**Exercise details**
Pull every line containing "Count" out of the material below.

(Figure record listings)
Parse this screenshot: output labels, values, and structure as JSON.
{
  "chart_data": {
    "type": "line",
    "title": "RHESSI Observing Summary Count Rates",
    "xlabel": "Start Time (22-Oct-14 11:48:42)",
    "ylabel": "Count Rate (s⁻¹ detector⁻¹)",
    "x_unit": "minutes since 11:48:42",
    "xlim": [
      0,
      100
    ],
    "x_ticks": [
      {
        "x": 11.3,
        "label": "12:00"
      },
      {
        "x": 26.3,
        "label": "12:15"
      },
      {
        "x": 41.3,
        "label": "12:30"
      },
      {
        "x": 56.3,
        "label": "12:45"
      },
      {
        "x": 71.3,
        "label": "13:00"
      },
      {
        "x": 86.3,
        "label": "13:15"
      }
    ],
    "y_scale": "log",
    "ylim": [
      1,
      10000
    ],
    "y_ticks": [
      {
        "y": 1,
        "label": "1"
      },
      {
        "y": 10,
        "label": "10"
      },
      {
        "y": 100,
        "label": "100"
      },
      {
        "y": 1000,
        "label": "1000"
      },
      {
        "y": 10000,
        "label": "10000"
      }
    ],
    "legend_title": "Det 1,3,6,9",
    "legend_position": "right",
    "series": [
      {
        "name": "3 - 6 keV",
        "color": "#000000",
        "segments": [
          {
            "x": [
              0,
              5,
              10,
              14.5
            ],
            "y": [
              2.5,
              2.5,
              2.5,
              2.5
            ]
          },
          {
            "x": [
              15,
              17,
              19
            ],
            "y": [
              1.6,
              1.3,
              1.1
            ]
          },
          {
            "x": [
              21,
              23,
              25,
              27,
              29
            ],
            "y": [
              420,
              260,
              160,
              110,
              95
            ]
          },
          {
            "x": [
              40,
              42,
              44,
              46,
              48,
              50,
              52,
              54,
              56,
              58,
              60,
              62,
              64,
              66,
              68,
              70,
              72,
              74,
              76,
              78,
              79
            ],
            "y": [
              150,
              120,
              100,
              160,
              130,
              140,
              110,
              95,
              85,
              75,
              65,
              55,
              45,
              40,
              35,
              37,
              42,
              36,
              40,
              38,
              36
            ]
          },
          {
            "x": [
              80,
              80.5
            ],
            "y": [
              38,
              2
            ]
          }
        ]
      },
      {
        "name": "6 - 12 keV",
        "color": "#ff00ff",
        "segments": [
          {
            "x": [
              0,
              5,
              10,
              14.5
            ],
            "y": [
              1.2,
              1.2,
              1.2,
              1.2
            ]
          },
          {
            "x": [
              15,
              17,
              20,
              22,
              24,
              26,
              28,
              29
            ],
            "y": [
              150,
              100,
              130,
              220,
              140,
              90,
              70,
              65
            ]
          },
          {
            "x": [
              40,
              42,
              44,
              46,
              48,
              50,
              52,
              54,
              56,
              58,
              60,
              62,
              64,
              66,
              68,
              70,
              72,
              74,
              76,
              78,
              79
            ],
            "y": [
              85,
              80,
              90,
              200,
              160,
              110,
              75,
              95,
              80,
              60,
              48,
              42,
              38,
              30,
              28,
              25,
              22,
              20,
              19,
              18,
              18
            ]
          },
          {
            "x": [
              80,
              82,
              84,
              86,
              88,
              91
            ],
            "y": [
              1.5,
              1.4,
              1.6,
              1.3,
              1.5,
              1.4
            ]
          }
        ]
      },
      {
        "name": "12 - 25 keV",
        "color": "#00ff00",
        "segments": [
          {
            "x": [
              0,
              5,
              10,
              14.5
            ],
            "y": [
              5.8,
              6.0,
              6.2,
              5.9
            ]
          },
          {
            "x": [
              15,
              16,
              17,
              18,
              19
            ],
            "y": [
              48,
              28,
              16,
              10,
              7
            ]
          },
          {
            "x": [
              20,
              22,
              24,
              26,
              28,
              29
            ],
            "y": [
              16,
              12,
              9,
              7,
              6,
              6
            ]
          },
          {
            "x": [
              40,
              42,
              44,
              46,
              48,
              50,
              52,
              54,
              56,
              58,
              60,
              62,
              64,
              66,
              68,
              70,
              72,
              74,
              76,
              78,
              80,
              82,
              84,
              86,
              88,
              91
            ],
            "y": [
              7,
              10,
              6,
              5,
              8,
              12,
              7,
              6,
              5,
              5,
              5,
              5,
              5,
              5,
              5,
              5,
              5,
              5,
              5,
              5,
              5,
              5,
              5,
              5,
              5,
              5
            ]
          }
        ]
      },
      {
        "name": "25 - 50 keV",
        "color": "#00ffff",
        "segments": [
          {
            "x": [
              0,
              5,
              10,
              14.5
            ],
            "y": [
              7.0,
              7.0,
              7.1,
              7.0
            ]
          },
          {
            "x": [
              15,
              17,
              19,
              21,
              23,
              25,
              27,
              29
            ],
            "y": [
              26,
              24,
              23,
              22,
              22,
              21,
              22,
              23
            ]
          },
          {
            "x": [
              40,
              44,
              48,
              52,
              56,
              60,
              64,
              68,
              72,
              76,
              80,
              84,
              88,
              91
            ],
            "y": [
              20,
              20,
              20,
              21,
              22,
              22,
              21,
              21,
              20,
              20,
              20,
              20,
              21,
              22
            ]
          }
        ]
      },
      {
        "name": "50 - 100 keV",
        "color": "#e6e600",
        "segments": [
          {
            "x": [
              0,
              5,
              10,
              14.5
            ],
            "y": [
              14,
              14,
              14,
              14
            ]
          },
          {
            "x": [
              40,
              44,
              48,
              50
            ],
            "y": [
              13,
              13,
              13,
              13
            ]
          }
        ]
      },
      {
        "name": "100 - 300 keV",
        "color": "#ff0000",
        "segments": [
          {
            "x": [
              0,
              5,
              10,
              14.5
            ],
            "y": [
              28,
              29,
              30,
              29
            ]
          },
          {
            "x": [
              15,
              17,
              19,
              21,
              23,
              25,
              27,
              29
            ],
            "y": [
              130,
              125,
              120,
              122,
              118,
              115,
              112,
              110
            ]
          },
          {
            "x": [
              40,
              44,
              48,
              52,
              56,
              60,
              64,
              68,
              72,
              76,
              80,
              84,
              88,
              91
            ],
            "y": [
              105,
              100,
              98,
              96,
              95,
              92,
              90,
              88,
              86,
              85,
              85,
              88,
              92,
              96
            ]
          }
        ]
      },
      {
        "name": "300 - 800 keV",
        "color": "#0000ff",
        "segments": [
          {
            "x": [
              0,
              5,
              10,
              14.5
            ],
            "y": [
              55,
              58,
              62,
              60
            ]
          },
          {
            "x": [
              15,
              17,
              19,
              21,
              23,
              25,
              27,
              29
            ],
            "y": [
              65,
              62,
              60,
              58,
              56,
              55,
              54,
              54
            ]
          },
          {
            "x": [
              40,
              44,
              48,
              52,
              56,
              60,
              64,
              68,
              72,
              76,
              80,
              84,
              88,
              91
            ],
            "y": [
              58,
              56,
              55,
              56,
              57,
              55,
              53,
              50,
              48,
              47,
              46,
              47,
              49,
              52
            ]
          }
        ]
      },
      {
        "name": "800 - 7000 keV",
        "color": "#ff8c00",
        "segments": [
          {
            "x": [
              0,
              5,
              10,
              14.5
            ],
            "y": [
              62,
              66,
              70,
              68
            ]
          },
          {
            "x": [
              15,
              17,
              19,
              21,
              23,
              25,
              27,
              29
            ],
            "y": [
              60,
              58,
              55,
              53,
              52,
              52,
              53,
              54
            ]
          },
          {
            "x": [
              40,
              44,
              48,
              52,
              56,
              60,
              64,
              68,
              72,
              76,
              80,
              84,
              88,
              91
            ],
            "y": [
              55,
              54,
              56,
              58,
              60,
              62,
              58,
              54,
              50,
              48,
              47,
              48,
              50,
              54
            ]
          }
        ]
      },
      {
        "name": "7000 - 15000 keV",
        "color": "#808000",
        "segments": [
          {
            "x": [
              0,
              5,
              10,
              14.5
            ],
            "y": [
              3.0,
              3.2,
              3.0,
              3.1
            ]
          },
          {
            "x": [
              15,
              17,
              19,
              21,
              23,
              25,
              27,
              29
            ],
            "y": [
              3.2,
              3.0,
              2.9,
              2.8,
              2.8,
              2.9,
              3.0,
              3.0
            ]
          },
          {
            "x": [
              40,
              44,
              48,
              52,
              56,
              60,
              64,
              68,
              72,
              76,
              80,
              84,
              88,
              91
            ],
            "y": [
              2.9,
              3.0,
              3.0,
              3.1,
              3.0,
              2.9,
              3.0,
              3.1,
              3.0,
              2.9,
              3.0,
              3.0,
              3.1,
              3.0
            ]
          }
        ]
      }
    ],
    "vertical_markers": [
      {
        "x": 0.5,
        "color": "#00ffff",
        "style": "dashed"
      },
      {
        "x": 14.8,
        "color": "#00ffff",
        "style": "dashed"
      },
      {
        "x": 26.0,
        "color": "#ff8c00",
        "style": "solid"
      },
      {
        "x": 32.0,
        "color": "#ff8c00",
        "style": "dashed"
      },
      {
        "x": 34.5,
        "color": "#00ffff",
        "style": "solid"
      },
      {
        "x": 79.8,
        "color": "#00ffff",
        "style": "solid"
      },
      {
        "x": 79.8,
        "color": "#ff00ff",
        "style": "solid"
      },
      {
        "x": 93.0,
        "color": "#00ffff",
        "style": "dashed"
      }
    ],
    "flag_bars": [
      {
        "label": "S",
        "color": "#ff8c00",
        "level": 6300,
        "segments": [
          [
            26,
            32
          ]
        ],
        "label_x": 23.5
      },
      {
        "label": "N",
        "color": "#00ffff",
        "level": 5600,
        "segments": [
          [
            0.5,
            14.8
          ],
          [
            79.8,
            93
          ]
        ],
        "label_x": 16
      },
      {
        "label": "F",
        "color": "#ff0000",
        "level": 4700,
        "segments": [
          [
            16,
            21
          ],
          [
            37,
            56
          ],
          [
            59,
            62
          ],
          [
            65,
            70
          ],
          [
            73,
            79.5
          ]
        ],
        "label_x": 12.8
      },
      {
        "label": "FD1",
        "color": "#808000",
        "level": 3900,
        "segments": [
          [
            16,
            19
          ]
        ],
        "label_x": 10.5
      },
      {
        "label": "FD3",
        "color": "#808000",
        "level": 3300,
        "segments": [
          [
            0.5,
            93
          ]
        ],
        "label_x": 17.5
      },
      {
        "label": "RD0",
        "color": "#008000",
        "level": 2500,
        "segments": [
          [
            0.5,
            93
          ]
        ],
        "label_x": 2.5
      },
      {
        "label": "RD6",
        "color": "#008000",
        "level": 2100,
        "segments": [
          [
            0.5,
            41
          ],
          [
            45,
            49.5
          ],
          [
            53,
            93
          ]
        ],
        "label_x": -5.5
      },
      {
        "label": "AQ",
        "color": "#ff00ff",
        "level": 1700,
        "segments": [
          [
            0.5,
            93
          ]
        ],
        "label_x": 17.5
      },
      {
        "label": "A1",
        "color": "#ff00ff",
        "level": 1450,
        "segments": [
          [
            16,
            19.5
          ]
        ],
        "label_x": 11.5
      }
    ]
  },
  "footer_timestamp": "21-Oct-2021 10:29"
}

**Response to this exercise**
    "title": "RHESSI Observing Summary Count Rates",
    "ylabel": "Count Rate (s⁻¹ detector⁻¹)",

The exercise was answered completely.